• Short task
Copy out every line that contains the word "type".

(Data tied to figure images)
———

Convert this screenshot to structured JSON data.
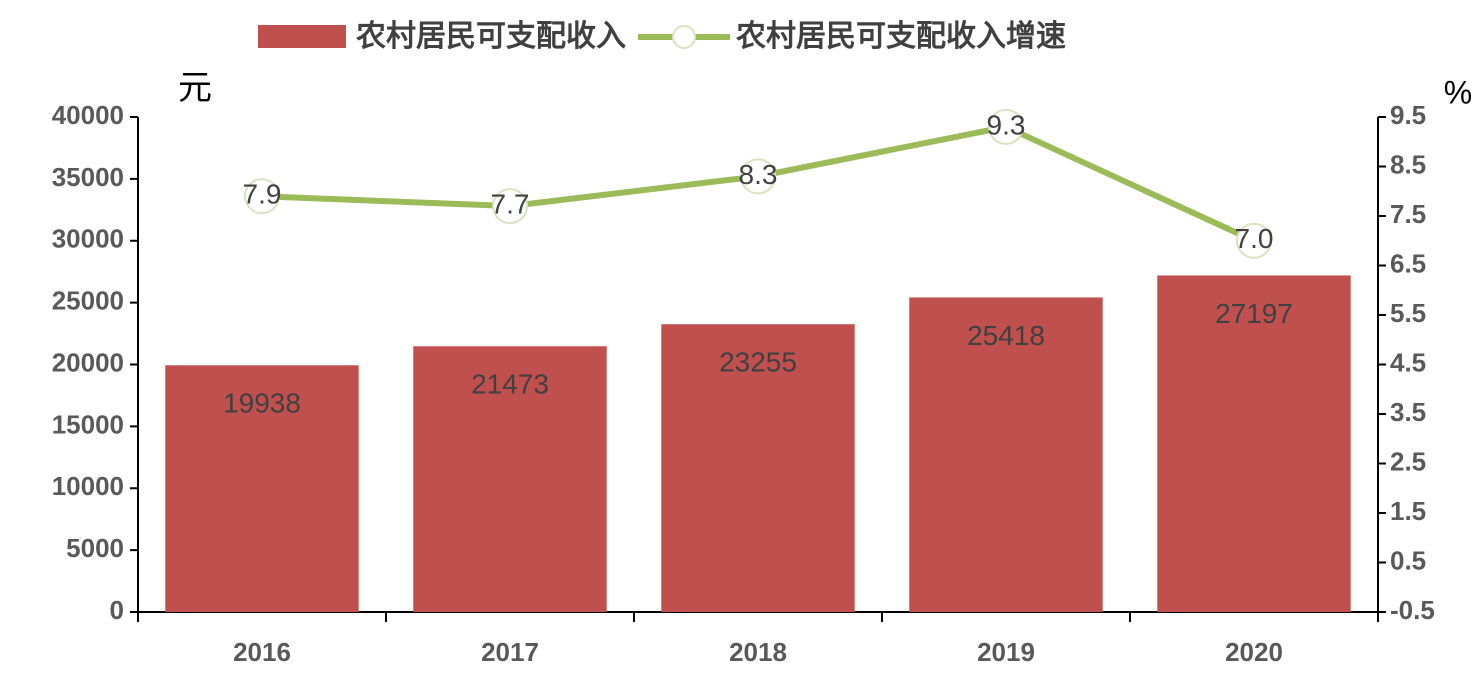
{
  "chart_data": {
    "type": "bar",
    "categories": [
      "2016",
      "2017",
      "2018",
      "2019",
      "2020"
    ],
    "y_unit": "元",
    "y2_unit": "%",
    "series": [
      {
        "name": "农村居民可支配收入",
        "type": "bar",
        "color": "#c0504d",
        "values": [
          19938,
          21473,
          23255,
          25418,
          27197
        ]
      },
      {
        "name": "农村居民可支配收入增速",
        "type": "line",
        "axis": "y2",
        "color": "#9bbb59",
        "values": [
          7.9,
          7.7,
          8.3,
          9.3,
          7.0
        ],
        "value_labels": [
          "7.9",
          "7.7",
          "8.3",
          "9.3",
          "7.0"
        ]
      }
    ],
    "ylim": [
      0,
      40000
    ],
    "yticks": [
      0,
      5000,
      10000,
      15000,
      20000,
      25000,
      30000,
      35000,
      40000
    ],
    "y2lim": [
      -0.5,
      9.5
    ],
    "y2ticks": [
      -0.5,
      0.5,
      1.5,
      2.5,
      3.5,
      4.5,
      5.5,
      6.5,
      7.5,
      8.5,
      9.5
    ],
    "legend": "top"
  }
}
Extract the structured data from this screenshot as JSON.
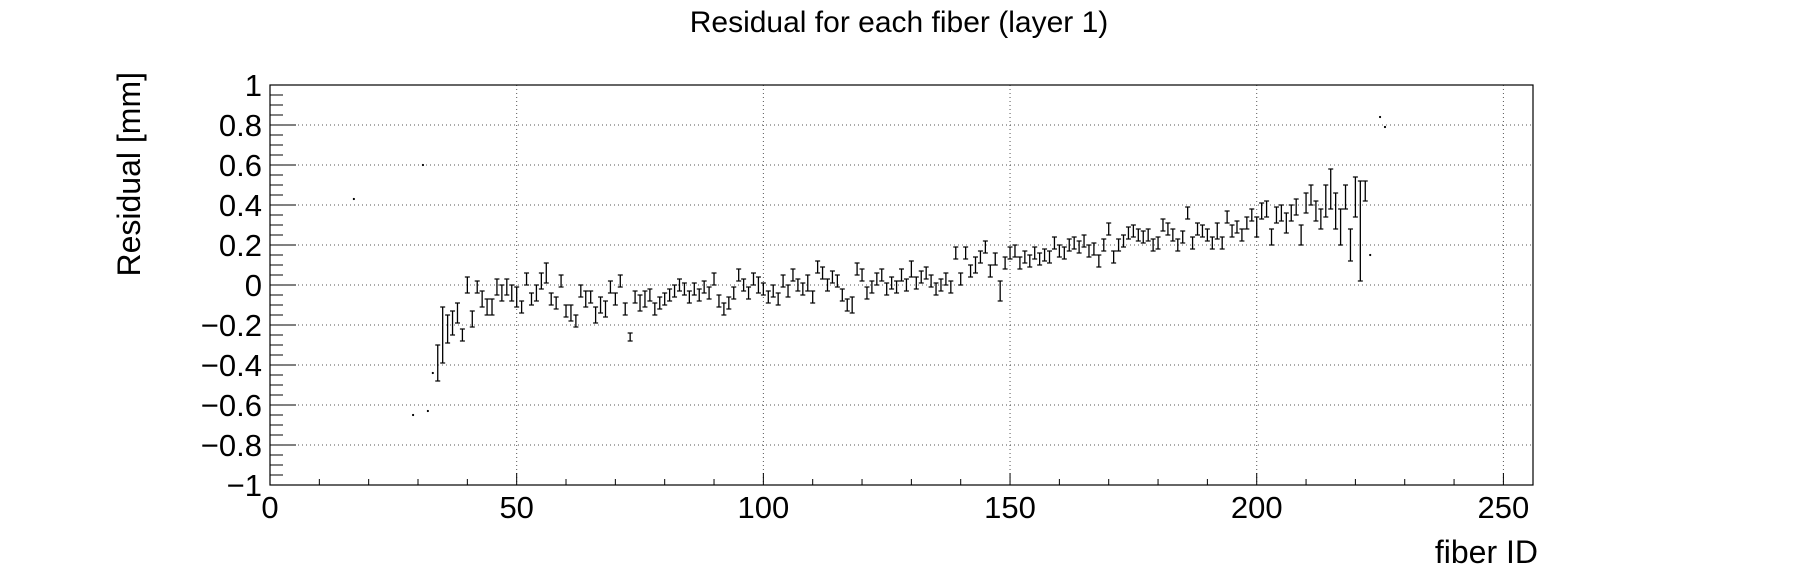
{
  "chart_data": {
    "type": "scatter",
    "title": "Residual for each fiber (layer 1)",
    "xlabel": "fiber ID",
    "ylabel": "Residual [mm]",
    "xlim": [
      0,
      256
    ],
    "ylim": [
      -1,
      1
    ],
    "grid": true,
    "x_ticks": [
      0,
      50,
      100,
      150,
      200,
      250
    ],
    "x_tick_labels": [
      "0",
      "50",
      "100",
      "150",
      "200",
      "250"
    ],
    "y_ticks": [
      -1,
      -0.8,
      -0.6,
      -0.4,
      -0.2,
      0,
      0.2,
      0.4,
      0.6,
      0.8,
      1
    ],
    "y_tick_labels": [
      "−1",
      "−0.8",
      "−0.6",
      "−0.4",
      "−0.2",
      "0",
      "0.2",
      "0.4",
      "0.6",
      "0.8",
      "1"
    ],
    "series": [
      {
        "error_bars": true,
        "points": [
          [
            17,
            0.43,
            0.0
          ],
          [
            29,
            -0.65,
            0.0
          ],
          [
            31,
            0.6,
            0.0
          ],
          [
            32,
            -0.63,
            0.0
          ],
          [
            33,
            -0.44,
            0.0
          ],
          [
            34,
            -0.39,
            0.09
          ],
          [
            35,
            -0.25,
            0.14
          ],
          [
            36,
            -0.22,
            0.07
          ],
          [
            37,
            -0.19,
            0.06
          ],
          [
            38,
            -0.14,
            0.05
          ],
          [
            39,
            -0.25,
            0.03
          ],
          [
            40,
            0.0,
            0.04
          ],
          [
            41,
            -0.17,
            0.04
          ],
          [
            42,
            -0.01,
            0.03
          ],
          [
            43,
            -0.07,
            0.04
          ],
          [
            44,
            -0.11,
            0.04
          ],
          [
            45,
            -0.11,
            0.04
          ],
          [
            46,
            -0.01,
            0.04
          ],
          [
            47,
            -0.04,
            0.04
          ],
          [
            48,
            -0.01,
            0.04
          ],
          [
            49,
            -0.04,
            0.04
          ],
          [
            50,
            -0.06,
            0.05
          ],
          [
            51,
            -0.11,
            0.03
          ],
          [
            52,
            0.03,
            0.03
          ],
          [
            53,
            -0.07,
            0.03
          ],
          [
            54,
            -0.04,
            0.04
          ],
          [
            55,
            0.02,
            0.04
          ],
          [
            56,
            0.06,
            0.05
          ],
          [
            57,
            -0.07,
            0.03
          ],
          [
            58,
            -0.09,
            0.03
          ],
          [
            59,
            0.02,
            0.03
          ],
          [
            60,
            -0.13,
            0.03
          ],
          [
            61,
            -0.14,
            0.04
          ],
          [
            62,
            -0.18,
            0.03
          ],
          [
            63,
            -0.03,
            0.03
          ],
          [
            64,
            -0.07,
            0.04
          ],
          [
            65,
            -0.06,
            0.03
          ],
          [
            66,
            -0.15,
            0.04
          ],
          [
            67,
            -0.1,
            0.04
          ],
          [
            68,
            -0.12,
            0.04
          ],
          [
            69,
            -0.01,
            0.03
          ],
          [
            70,
            -0.07,
            0.03
          ],
          [
            71,
            0.02,
            0.03
          ],
          [
            72,
            -0.12,
            0.03
          ],
          [
            73,
            -0.26,
            0.02
          ],
          [
            74,
            -0.06,
            0.03
          ],
          [
            75,
            -0.09,
            0.04
          ],
          [
            76,
            -0.07,
            0.04
          ],
          [
            77,
            -0.05,
            0.03
          ],
          [
            78,
            -0.12,
            0.03
          ],
          [
            79,
            -0.09,
            0.03
          ],
          [
            80,
            -0.07,
            0.03
          ],
          [
            81,
            -0.05,
            0.03
          ],
          [
            82,
            -0.03,
            0.03
          ],
          [
            83,
            0.0,
            0.03
          ],
          [
            84,
            -0.02,
            0.03
          ],
          [
            85,
            -0.06,
            0.03
          ],
          [
            86,
            -0.02,
            0.03
          ],
          [
            87,
            -0.05,
            0.03
          ],
          [
            88,
            -0.01,
            0.03
          ],
          [
            89,
            -0.04,
            0.03
          ],
          [
            90,
            0.03,
            0.03
          ],
          [
            91,
            -0.08,
            0.03
          ],
          [
            92,
            -0.12,
            0.03
          ],
          [
            93,
            -0.09,
            0.03
          ],
          [
            94,
            -0.04,
            0.03
          ],
          [
            95,
            0.05,
            0.03
          ],
          [
            96,
            0.0,
            0.03
          ],
          [
            97,
            -0.04,
            0.03
          ],
          [
            98,
            0.03,
            0.03
          ],
          [
            99,
            0.0,
            0.04
          ],
          [
            100,
            -0.02,
            0.03
          ],
          [
            101,
            -0.06,
            0.03
          ],
          [
            102,
            -0.03,
            0.03
          ],
          [
            103,
            -0.07,
            0.03
          ],
          [
            104,
            0.02,
            0.03
          ],
          [
            105,
            -0.03,
            0.03
          ],
          [
            106,
            0.05,
            0.03
          ],
          [
            107,
            0.0,
            0.03
          ],
          [
            108,
            -0.02,
            0.03
          ],
          [
            109,
            0.01,
            0.04
          ],
          [
            110,
            -0.06,
            0.03
          ],
          [
            111,
            0.09,
            0.03
          ],
          [
            112,
            0.06,
            0.03
          ],
          [
            113,
            0.0,
            0.03
          ],
          [
            114,
            0.04,
            0.03
          ],
          [
            115,
            0.02,
            0.03
          ],
          [
            116,
            -0.05,
            0.03
          ],
          [
            117,
            -0.1,
            0.03
          ],
          [
            118,
            -0.1,
            0.04
          ],
          [
            119,
            0.08,
            0.03
          ],
          [
            120,
            0.05,
            0.03
          ],
          [
            121,
            -0.04,
            0.03
          ],
          [
            122,
            -0.01,
            0.03
          ],
          [
            123,
            0.03,
            0.03
          ],
          [
            124,
            0.05,
            0.03
          ],
          [
            125,
            -0.02,
            0.03
          ],
          [
            126,
            0.01,
            0.03
          ],
          [
            127,
            -0.01,
            0.03
          ],
          [
            128,
            0.05,
            0.03
          ],
          [
            129,
            0.0,
            0.03
          ],
          [
            130,
            0.08,
            0.04
          ],
          [
            131,
            0.01,
            0.03
          ],
          [
            132,
            0.04,
            0.03
          ],
          [
            133,
            0.06,
            0.03
          ],
          [
            134,
            0.02,
            0.03
          ],
          [
            135,
            -0.02,
            0.03
          ],
          [
            136,
            0.0,
            0.03
          ],
          [
            137,
            0.03,
            0.03
          ],
          [
            138,
            -0.01,
            0.03
          ],
          [
            139,
            0.16,
            0.03
          ],
          [
            140,
            0.03,
            0.03
          ],
          [
            141,
            0.16,
            0.03
          ],
          [
            142,
            0.07,
            0.03
          ],
          [
            143,
            0.1,
            0.04
          ],
          [
            144,
            0.14,
            0.03
          ],
          [
            145,
            0.19,
            0.03
          ],
          [
            146,
            0.07,
            0.03
          ],
          [
            147,
            0.13,
            0.03
          ],
          [
            148,
            -0.03,
            0.05
          ],
          [
            149,
            0.11,
            0.03
          ],
          [
            150,
            0.16,
            0.03
          ],
          [
            151,
            0.17,
            0.03
          ],
          [
            152,
            0.11,
            0.03
          ],
          [
            153,
            0.14,
            0.03
          ],
          [
            154,
            0.12,
            0.03
          ],
          [
            155,
            0.16,
            0.03
          ],
          [
            156,
            0.13,
            0.03
          ],
          [
            157,
            0.15,
            0.03
          ],
          [
            158,
            0.14,
            0.03
          ],
          [
            159,
            0.21,
            0.03
          ],
          [
            160,
            0.17,
            0.03
          ],
          [
            161,
            0.16,
            0.03
          ],
          [
            162,
            0.2,
            0.03
          ],
          [
            163,
            0.21,
            0.03
          ],
          [
            164,
            0.19,
            0.03
          ],
          [
            165,
            0.22,
            0.03
          ],
          [
            166,
            0.17,
            0.03
          ],
          [
            167,
            0.18,
            0.03
          ],
          [
            168,
            0.12,
            0.03
          ],
          [
            169,
            0.2,
            0.03
          ],
          [
            170,
            0.28,
            0.03
          ],
          [
            171,
            0.14,
            0.03
          ],
          [
            172,
            0.2,
            0.03
          ],
          [
            173,
            0.22,
            0.03
          ],
          [
            174,
            0.26,
            0.03
          ],
          [
            175,
            0.27,
            0.03
          ],
          [
            176,
            0.25,
            0.03
          ],
          [
            177,
            0.24,
            0.03
          ],
          [
            178,
            0.25,
            0.03
          ],
          [
            179,
            0.2,
            0.03
          ],
          [
            180,
            0.21,
            0.03
          ],
          [
            181,
            0.3,
            0.03
          ],
          [
            182,
            0.28,
            0.03
          ],
          [
            183,
            0.25,
            0.03
          ],
          [
            184,
            0.2,
            0.03
          ],
          [
            185,
            0.24,
            0.03
          ],
          [
            186,
            0.36,
            0.03
          ],
          [
            187,
            0.21,
            0.03
          ],
          [
            188,
            0.28,
            0.03
          ],
          [
            189,
            0.27,
            0.03
          ],
          [
            190,
            0.25,
            0.03
          ],
          [
            191,
            0.21,
            0.03
          ],
          [
            192,
            0.27,
            0.04
          ],
          [
            193,
            0.21,
            0.03
          ],
          [
            194,
            0.34,
            0.03
          ],
          [
            195,
            0.27,
            0.03
          ],
          [
            196,
            0.29,
            0.03
          ],
          [
            197,
            0.25,
            0.03
          ],
          [
            198,
            0.31,
            0.03
          ],
          [
            199,
            0.35,
            0.03
          ],
          [
            200,
            0.29,
            0.05
          ],
          [
            201,
            0.37,
            0.04
          ],
          [
            202,
            0.38,
            0.04
          ],
          [
            203,
            0.24,
            0.04
          ],
          [
            204,
            0.35,
            0.04
          ],
          [
            205,
            0.36,
            0.04
          ],
          [
            206,
            0.31,
            0.05
          ],
          [
            207,
            0.36,
            0.04
          ],
          [
            208,
            0.39,
            0.04
          ],
          [
            209,
            0.25,
            0.05
          ],
          [
            210,
            0.41,
            0.05
          ],
          [
            211,
            0.45,
            0.05
          ],
          [
            212,
            0.37,
            0.05
          ],
          [
            213,
            0.33,
            0.05
          ],
          [
            214,
            0.42,
            0.08
          ],
          [
            215,
            0.48,
            0.1
          ],
          [
            216,
            0.37,
            0.09
          ],
          [
            217,
            0.29,
            0.09
          ],
          [
            218,
            0.44,
            0.06
          ],
          [
            219,
            0.2,
            0.08
          ],
          [
            220,
            0.44,
            0.1
          ],
          [
            221,
            0.27,
            0.25
          ],
          [
            222,
            0.47,
            0.05
          ],
          [
            223,
            0.15,
            0.0
          ],
          [
            225,
            0.84,
            0.0
          ],
          [
            226,
            0.79,
            0.0
          ]
        ]
      }
    ]
  }
}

———

• Written solution
    "type": "bar",
        "type": "bar",
        "type": "line",
    "type": "scatter",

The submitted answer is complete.